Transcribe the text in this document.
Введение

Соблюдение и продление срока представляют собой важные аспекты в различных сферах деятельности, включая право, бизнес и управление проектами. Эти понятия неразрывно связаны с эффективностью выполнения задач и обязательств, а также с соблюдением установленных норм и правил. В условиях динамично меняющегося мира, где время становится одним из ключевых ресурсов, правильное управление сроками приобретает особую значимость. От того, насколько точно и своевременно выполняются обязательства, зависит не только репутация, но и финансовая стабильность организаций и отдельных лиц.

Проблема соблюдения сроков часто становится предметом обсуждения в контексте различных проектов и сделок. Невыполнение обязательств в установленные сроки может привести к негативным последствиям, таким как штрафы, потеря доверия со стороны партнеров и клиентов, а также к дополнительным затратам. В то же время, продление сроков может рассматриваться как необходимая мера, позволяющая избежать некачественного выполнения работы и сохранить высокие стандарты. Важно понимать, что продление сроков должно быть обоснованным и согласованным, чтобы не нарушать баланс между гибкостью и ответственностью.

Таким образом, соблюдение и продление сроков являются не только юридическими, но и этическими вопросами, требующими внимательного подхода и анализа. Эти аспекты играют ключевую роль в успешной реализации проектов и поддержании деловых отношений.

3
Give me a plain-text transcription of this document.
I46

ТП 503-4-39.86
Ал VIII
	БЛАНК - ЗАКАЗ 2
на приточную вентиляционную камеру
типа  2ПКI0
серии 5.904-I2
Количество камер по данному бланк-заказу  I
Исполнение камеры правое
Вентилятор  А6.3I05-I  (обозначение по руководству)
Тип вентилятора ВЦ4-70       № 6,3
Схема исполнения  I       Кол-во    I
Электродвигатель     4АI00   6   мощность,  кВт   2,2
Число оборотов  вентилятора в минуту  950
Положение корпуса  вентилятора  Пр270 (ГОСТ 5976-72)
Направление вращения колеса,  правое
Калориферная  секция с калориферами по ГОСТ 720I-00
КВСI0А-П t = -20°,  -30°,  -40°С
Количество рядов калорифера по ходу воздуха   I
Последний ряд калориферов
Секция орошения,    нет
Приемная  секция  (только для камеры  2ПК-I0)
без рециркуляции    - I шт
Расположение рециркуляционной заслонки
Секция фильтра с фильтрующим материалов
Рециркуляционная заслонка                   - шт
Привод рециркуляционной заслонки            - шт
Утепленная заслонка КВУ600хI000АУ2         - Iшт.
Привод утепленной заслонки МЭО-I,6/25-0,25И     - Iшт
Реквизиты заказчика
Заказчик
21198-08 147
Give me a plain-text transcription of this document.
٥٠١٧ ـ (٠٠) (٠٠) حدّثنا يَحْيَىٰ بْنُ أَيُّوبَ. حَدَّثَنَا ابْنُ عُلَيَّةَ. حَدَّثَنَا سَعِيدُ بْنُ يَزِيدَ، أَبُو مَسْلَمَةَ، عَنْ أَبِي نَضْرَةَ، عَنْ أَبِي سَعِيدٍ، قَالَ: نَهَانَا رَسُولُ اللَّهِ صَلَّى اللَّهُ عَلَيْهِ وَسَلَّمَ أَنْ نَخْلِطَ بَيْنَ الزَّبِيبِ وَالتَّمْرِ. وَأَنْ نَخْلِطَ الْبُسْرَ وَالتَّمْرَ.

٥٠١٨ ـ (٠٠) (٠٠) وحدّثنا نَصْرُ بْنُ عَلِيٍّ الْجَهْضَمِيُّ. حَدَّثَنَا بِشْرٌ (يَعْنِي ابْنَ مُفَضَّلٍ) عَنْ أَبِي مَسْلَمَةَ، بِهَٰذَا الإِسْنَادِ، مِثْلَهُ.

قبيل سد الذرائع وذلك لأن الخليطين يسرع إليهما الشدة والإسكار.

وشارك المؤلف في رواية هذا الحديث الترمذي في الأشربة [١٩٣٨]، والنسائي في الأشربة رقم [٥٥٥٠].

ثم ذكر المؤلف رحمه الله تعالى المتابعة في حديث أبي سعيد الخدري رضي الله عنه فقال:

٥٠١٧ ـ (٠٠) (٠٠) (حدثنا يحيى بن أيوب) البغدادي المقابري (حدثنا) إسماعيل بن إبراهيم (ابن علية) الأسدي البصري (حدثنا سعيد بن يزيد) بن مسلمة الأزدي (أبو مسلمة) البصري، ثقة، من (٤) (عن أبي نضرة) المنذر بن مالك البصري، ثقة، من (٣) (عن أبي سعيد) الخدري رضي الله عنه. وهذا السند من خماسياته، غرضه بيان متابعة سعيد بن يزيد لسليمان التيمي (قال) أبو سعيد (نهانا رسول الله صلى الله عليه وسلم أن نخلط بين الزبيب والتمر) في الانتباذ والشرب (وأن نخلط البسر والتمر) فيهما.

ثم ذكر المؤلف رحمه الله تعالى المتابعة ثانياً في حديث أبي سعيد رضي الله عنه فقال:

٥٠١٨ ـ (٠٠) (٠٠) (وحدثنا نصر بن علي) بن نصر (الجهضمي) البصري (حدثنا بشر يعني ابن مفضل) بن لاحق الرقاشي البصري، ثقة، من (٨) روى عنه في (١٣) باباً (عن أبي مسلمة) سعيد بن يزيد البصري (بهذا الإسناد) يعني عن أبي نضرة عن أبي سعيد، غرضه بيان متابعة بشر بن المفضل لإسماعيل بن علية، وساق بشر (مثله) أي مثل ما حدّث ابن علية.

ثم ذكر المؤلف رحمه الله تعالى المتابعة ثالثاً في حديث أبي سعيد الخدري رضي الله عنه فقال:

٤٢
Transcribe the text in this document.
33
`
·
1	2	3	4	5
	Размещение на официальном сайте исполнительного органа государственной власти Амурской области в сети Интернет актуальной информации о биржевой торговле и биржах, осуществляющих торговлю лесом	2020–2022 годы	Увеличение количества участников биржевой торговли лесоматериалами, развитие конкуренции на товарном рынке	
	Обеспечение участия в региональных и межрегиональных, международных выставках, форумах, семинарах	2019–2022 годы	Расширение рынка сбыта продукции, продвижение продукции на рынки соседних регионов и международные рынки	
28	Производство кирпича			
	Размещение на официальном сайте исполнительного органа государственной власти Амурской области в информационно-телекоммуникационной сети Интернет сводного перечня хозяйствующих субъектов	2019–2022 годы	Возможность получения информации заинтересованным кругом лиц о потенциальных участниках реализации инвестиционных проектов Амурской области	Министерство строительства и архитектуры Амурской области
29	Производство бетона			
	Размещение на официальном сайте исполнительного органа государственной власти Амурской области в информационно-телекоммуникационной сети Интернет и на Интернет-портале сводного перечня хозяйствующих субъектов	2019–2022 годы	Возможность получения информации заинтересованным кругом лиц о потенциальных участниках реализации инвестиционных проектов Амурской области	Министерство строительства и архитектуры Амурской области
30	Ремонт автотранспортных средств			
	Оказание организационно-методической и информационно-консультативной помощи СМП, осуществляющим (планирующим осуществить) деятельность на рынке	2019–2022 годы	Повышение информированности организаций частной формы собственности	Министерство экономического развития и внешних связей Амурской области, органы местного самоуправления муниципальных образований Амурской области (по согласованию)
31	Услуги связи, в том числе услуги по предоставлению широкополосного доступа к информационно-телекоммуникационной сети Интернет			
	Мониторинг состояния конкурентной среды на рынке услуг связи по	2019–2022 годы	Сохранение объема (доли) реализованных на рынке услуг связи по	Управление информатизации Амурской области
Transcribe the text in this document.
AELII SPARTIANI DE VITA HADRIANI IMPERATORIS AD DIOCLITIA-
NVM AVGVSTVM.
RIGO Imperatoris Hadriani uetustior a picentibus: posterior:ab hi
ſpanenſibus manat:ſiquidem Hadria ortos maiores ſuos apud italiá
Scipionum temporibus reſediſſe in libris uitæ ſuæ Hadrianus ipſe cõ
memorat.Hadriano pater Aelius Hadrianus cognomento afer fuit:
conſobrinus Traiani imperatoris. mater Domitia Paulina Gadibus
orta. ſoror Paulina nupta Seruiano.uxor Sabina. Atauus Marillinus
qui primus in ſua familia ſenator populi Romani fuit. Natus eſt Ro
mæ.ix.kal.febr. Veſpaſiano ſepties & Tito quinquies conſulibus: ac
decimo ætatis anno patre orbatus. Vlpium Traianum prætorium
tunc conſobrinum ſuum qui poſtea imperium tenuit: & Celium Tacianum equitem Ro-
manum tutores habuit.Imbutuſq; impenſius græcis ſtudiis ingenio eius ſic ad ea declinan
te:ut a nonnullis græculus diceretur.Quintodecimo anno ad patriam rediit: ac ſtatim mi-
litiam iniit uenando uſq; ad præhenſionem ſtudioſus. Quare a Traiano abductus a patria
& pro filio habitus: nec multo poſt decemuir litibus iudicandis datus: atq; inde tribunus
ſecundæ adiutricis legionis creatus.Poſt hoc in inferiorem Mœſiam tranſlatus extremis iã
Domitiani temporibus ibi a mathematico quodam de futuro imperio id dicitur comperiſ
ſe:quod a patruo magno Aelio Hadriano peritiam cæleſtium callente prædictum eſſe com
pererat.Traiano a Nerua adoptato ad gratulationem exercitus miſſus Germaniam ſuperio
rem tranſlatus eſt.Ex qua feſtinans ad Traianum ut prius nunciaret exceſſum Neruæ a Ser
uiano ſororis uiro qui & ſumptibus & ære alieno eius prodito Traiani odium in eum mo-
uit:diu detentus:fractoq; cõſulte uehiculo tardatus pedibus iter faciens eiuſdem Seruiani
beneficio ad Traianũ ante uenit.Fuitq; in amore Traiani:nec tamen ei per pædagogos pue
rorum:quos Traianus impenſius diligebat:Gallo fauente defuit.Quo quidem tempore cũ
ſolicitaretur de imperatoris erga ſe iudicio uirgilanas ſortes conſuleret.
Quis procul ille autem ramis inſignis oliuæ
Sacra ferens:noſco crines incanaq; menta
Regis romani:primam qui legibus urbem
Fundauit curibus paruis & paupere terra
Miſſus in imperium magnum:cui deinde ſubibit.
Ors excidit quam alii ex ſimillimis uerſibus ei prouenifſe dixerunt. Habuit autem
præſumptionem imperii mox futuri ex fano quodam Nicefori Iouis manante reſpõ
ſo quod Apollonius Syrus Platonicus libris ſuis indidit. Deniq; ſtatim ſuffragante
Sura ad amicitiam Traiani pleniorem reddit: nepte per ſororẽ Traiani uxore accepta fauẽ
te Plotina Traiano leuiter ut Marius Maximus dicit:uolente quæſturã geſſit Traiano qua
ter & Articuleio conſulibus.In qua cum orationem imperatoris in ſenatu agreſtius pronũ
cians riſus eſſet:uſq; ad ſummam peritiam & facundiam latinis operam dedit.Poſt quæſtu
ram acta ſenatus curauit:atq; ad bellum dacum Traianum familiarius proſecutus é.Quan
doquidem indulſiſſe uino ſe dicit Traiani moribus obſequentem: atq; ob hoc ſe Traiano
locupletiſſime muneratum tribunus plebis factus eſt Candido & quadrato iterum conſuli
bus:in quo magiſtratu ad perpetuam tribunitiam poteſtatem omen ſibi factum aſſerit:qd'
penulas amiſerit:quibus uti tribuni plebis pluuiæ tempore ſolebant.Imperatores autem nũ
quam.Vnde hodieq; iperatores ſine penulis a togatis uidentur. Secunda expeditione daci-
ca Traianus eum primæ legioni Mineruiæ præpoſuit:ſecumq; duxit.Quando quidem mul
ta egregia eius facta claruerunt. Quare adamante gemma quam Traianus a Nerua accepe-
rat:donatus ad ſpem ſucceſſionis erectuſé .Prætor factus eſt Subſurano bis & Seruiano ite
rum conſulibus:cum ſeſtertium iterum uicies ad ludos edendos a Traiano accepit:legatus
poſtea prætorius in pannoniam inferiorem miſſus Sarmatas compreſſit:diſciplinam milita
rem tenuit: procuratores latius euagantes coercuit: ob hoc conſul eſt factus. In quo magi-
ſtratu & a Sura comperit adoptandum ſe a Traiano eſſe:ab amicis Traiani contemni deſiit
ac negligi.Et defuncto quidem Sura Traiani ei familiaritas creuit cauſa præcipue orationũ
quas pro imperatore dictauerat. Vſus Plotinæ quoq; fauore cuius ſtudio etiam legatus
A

□ □ □ □

### [WHAT THE TASK ASKS]
Look through the entries above; copy every line holding the string "تعالى".

### [TASK ANSWER]
ثم ذكر المؤلف رحمه الله تعالى المتابعة في حديث أبي سعيد الخدري رضي الله عنه فقال:
ثم ذكر المؤلف رحمه الله تعالى المتابعة ثانياً في حديث أبي سعيد رضي الله عنه فقال:
ثم ذكر المؤلف رحمه الله تعالى المتابعة ثالثاً في حديث أبي سعيد الخدري رضي الله عنه فقال:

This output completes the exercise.